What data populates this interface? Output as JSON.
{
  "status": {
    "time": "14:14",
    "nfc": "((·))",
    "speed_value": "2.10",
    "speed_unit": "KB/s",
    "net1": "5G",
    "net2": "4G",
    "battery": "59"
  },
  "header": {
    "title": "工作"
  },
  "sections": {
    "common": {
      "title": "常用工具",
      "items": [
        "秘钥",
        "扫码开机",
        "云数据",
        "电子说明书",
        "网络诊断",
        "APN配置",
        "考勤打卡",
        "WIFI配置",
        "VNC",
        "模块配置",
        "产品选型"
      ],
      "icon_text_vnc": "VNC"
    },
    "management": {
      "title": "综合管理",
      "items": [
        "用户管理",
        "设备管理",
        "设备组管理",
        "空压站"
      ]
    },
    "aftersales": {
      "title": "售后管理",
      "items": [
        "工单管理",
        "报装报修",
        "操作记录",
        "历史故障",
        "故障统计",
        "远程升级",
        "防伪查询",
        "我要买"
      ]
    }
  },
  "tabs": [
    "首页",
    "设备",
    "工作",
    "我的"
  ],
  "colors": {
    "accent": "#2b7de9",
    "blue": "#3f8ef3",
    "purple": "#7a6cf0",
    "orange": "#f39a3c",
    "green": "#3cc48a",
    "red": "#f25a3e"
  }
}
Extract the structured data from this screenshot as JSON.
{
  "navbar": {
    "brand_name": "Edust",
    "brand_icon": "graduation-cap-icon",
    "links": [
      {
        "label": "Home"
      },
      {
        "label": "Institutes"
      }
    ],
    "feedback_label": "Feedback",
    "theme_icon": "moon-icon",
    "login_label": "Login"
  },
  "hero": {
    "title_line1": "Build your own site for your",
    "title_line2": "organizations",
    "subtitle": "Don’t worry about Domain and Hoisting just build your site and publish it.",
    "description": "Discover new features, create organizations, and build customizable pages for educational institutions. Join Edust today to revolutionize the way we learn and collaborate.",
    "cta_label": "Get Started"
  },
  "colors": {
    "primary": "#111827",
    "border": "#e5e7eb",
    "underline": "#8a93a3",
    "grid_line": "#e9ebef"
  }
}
--*--
§ STATED TASK: State the number of lines that contain the string "data", with no other words.

§ IN RESPONSE: 2